__Written task 1__
In the listing, copy word for word the lines from the one with "Patent image size: (1046, 940)." to the one with "The first light-receiving section 41 is", including both of those lines.

2008-11-04 Thread Julien BLACHE
m. allan noah kitno455 at gmail.com wrote:

Hi,

 damnit julien- it is called sane_status!, you dont get to declare that
 'its not really a status, so lets not put statuses in it' it is just
 like SANE_STATUS_BUSY, where a backend might very well choose to retry
 after a few seconds.

Hmm, SANE_STATUS_DEVICE_BUSY is actually often returned when the USB
device cannot be opened because it's already in use by another
process.

I do make a difference between operation status and hardware status,
and looking at SANE_Status, there's just nothing like the warming up
thing in there at the moment. Though I concede that a couple of things
are borderline.

Maybe I should not try to put some sanity into SANE.

JB.

-- 
Julien BLACHE   http://www.jblache.org 
jb at jblache.org  GPG KeyID 0xF5D65169



[sane-devel] Sane Release 1.1.0 ?

2008-11-03 Thread stef
Le Wednesday 29 October 2008 19:59:09 Julien BLACHE, vous avez ?crit?:
 Nicolas Martin nicolas.martin at freesurf.fr wrote:

...

 Also calling the current CVS SANE 2.0 is really a bad joke given
 there's only very little changes compared to SANE 1.0. I don't think
 it's warranted and I don't think it's a good thing.

 JB.

 --
 Julien BLACHE   http://www.jblache.org
 jb at jblache.org  GPG KeyID 0xF5D65169

Hello,

there are only 2 changes in the SANE API:
- new SANE_FRAME values 
- new SANE_STATUS

Whenever a frontend built against SANE 1.0 receive one of the new 
status, it 
shows the error properly. Like SANE_STATUS_COVER_OPEN, JAMMED or NO_DOCS, in 
case of SANE_STATUS_WARMING_UP user has to correct the error condition (in 
this case just by waiting) before starting a new scan. When the error 
condition is fixed (scanner is warm enough), the scan goes normally.

For the new frame formats (tested with a hacked pnm backend), when 
XSane 
receives a format it doesn't know, there is a 'Bad frame format 11' pop-up. 
Kooka doesn't send any error, and user gets a black scan .

So the current picture of using a SANE 1.0 frontend against a SANE 
'next 
version' is that there may be some errors in the case the user requires an 
frame format that isn't known for the frontend. Currently only the bh, 
coolscan3 and fujitsu backends take advantage of the new SANE_FRAME values.

If you think -as a package maintainer- these errors are important 
enough to 
require a V_MAJOR increase, we'll have to call next SANE version SANE 2.0 due 
to the way the standard worked (only the major is taken into account), and 
the way backends misused V_MAJOR instead of SANE_CURRENT_MAJOR. 

I am comfortable with releasing the current CVS as SANE 2.0 even the 
amount 
of API change is minimal since is has a technical merit. Keeping the current 
work as SANE 1.1 doesn't disturb either since the errors would be limited, 
but I'm not the one that will have to cope with the bug reports.

__Provided information__
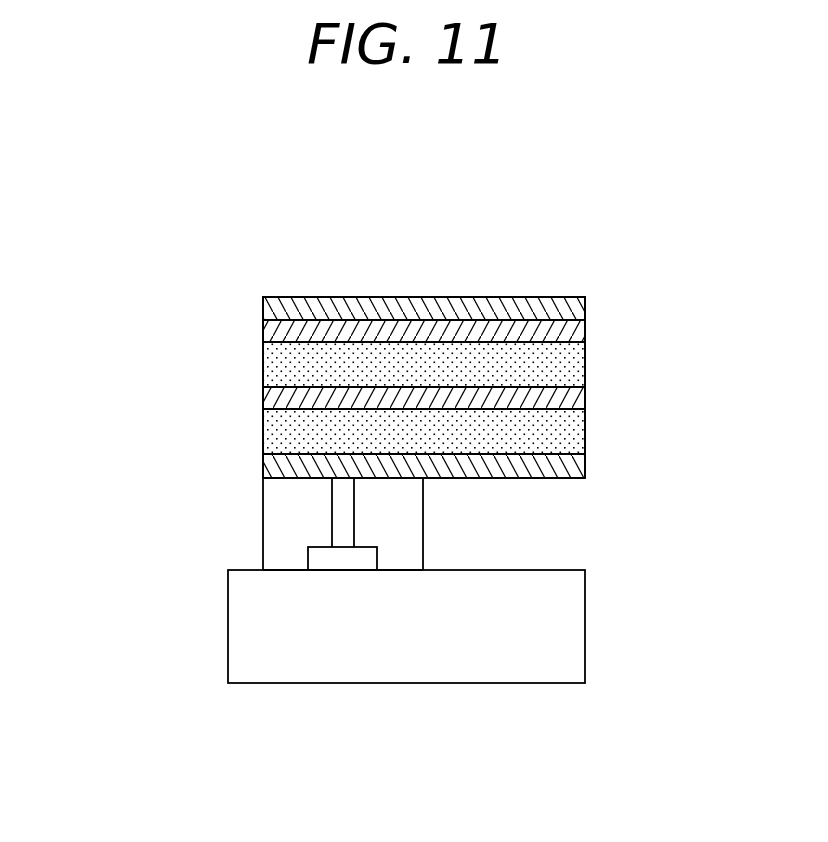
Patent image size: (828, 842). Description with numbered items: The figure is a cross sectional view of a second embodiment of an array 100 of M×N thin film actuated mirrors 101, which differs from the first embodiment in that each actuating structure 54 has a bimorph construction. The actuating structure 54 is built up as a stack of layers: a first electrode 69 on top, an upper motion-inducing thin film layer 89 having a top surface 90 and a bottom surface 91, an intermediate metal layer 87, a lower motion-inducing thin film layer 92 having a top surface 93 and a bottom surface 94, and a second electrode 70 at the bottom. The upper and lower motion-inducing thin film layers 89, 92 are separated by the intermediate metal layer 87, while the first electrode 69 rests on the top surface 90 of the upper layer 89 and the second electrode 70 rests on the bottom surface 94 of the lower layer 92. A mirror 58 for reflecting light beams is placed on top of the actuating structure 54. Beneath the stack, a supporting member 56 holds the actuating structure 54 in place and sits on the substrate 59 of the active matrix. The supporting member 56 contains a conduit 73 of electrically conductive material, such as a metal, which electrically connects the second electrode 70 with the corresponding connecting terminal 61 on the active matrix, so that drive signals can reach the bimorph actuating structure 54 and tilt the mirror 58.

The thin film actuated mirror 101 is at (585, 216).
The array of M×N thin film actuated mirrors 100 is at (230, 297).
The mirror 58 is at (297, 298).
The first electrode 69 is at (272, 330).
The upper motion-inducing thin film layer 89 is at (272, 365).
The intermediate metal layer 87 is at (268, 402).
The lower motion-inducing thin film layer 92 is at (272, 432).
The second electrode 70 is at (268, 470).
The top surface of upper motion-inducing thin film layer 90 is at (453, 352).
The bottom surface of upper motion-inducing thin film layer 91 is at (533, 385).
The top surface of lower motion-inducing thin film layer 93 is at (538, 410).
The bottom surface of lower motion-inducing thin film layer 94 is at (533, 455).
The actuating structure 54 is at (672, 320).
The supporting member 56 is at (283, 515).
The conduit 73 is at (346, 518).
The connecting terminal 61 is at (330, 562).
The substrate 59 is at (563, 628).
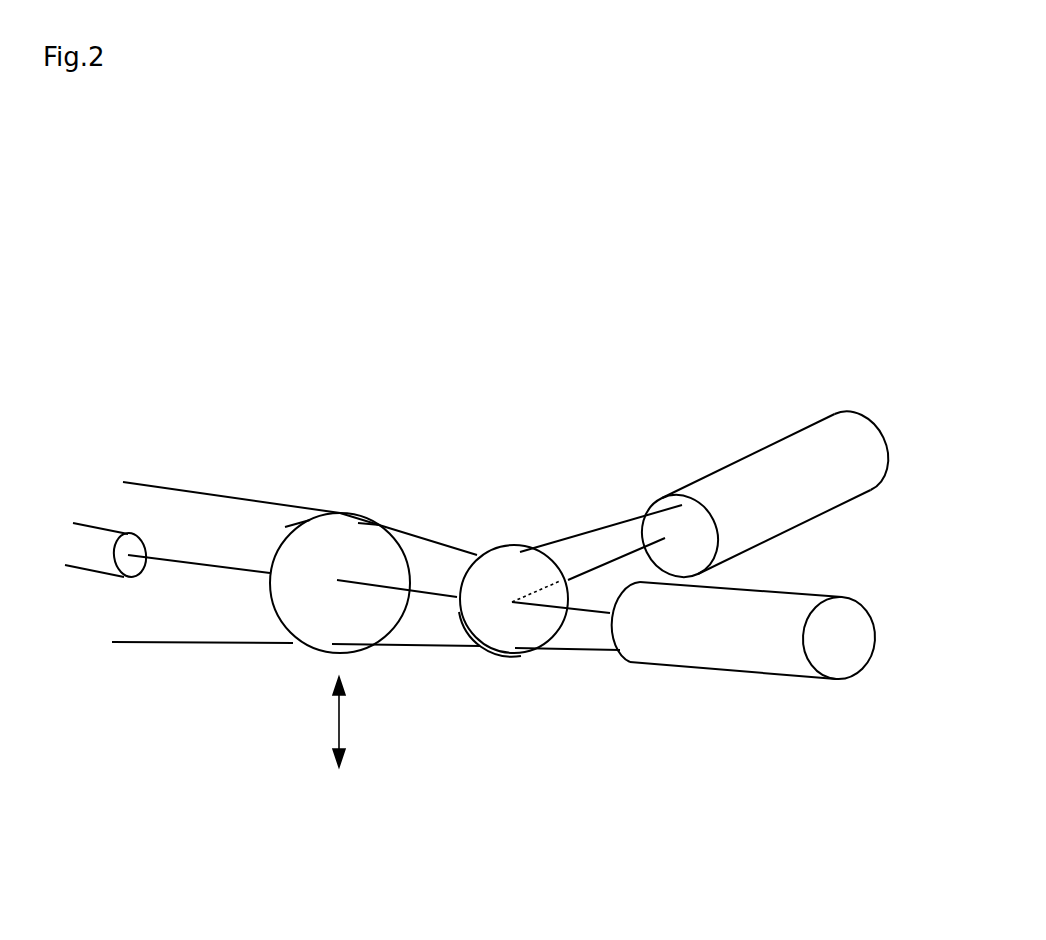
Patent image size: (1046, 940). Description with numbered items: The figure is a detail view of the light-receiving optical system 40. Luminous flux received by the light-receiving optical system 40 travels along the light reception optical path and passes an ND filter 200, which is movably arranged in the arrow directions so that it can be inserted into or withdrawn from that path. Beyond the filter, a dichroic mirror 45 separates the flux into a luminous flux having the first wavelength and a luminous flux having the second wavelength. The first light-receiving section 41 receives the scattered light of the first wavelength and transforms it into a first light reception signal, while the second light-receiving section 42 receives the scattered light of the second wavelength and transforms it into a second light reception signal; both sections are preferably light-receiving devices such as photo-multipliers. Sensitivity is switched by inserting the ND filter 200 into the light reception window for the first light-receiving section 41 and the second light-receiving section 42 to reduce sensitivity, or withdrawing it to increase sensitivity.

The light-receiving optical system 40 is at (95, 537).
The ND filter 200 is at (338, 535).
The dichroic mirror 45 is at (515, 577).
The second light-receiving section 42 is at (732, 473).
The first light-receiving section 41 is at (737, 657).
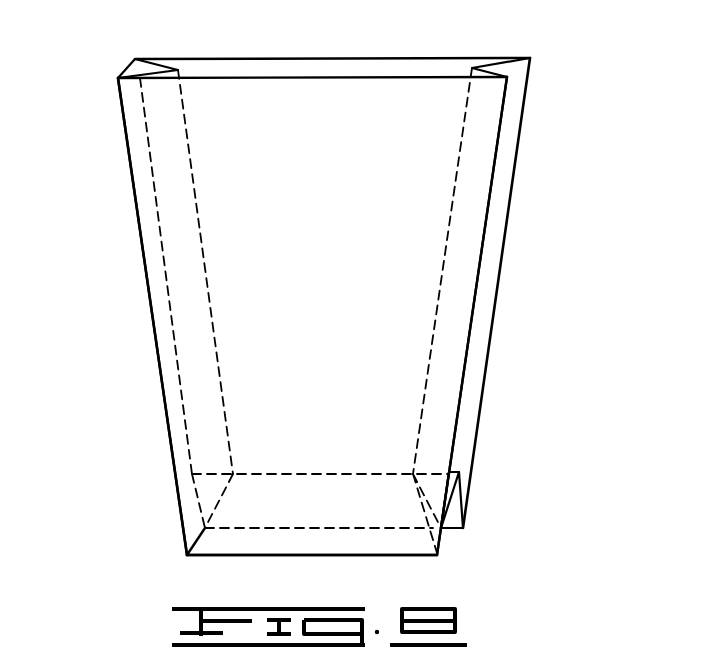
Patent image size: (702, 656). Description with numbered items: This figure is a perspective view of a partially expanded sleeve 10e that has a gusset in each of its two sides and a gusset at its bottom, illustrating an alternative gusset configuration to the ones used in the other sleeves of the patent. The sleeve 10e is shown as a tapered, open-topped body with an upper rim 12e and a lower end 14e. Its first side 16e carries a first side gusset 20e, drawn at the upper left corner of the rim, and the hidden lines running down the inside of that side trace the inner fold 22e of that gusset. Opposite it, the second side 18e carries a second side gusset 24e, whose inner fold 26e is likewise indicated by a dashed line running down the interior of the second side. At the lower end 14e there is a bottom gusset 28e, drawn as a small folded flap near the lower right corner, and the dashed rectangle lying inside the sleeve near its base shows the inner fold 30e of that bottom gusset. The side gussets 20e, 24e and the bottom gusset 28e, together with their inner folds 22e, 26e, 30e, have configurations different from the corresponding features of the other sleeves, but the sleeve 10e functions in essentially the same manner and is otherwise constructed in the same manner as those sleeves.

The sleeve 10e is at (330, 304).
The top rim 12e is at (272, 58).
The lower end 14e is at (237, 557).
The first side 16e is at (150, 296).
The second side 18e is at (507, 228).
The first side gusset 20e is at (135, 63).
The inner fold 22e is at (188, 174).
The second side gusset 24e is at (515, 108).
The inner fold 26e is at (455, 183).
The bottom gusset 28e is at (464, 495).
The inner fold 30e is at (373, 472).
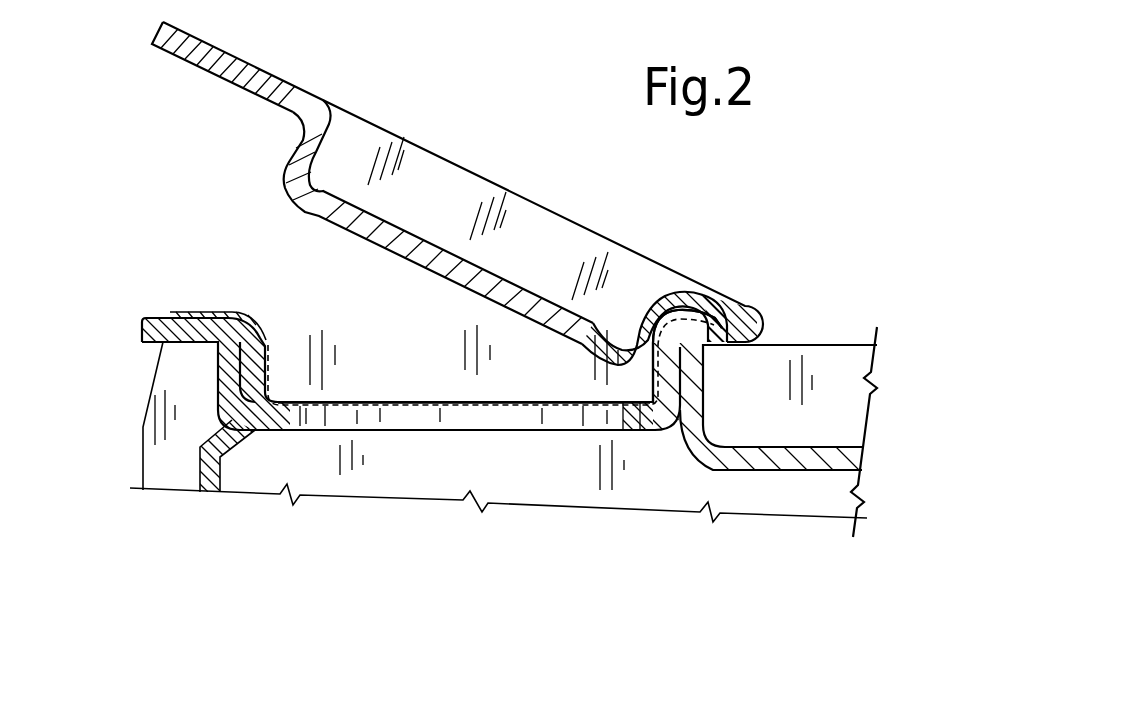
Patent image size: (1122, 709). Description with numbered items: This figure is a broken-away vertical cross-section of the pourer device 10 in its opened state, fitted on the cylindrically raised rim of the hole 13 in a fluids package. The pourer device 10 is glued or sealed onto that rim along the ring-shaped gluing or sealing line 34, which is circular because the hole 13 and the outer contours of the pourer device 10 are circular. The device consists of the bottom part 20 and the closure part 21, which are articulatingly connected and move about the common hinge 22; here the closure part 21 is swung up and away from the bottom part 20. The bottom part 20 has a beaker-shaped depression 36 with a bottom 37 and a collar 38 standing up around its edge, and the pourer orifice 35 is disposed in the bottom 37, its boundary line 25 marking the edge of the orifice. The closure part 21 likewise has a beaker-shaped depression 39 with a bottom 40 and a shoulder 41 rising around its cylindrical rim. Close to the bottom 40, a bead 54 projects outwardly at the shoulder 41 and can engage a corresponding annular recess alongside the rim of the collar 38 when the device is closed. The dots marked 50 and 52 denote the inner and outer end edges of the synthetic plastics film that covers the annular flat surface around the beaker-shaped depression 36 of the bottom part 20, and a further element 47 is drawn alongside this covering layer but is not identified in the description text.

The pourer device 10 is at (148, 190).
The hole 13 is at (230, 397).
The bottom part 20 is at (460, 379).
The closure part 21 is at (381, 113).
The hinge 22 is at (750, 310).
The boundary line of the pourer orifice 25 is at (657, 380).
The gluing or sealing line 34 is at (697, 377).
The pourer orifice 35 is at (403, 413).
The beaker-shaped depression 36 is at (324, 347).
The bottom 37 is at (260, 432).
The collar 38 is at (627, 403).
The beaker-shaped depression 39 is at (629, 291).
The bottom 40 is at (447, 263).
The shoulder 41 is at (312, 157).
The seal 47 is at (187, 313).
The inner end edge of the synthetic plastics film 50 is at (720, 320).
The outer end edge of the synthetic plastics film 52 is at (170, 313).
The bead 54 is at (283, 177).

__Written task 2__
Using the SANE mailing-list thread, mark each statement yes or no and quote the words that settle it. (a) SANE_STATUS_DEVICE_BUSY is often returned when the USB device is already being used by another process. (b) Kooka shows an error pop-up when it gets a frame format it doesn't know. (c) The bh, coolscan3 and fujitsu backends are currently the only ones using the new SANE_FRAME values.

__Correct response 1__
Patent image size: (1046, 940). Description with numbered items: The figure is a detail view of the light-receiving optical system 40. Luminous flux received by the light-receiving optical system 40 travels along the light reception optical path and passes an ND filter 200, which is movably arranged in the arrow directions so that it can be inserted into or withdrawn from that path. Beyond the filter, a dichroic mirror 45 separates the flux into a luminous flux having the first wavelength and a luminous flux having the second wavelength. The first light-receiving section 41 receives the scattered light of the first wavelength and transforms it into a first light reception signal, while the second light-receiving section 42 receives the scattered light of the second wavelength and transforms it into a second light reception signal; both sections are preferably light-receiving devices such as photo-multipliers. Sensitivity is switched by inserting the ND filter 200 into the light reception window for the first light-receiving section 41 and the second light-receiving section 42 to reduce sensitivity, or withdrawing it to increase sensitivity.

The light-receiving optical system 40 is at (95, 537).
The ND filter 200 is at (338, 535).
The dichroic mirror 45 is at (515, 577).
The second light-receiving section 42 is at (732, 473).
The first light-receiving section 41 is at (737, 657).

__Correct response 2__
(a) Yes: "SANE_STATUS_DEVICE_BUSY is actually often returned when the USB device cannot be opened because it's already in use by another process."
(b) No: "Kooka doesn't send any error, and user gets a black scan ."
(c) Yes: "Currently only the bh, coolscan3 and fujitsu backends take advantage of the new SANE_FRAME values."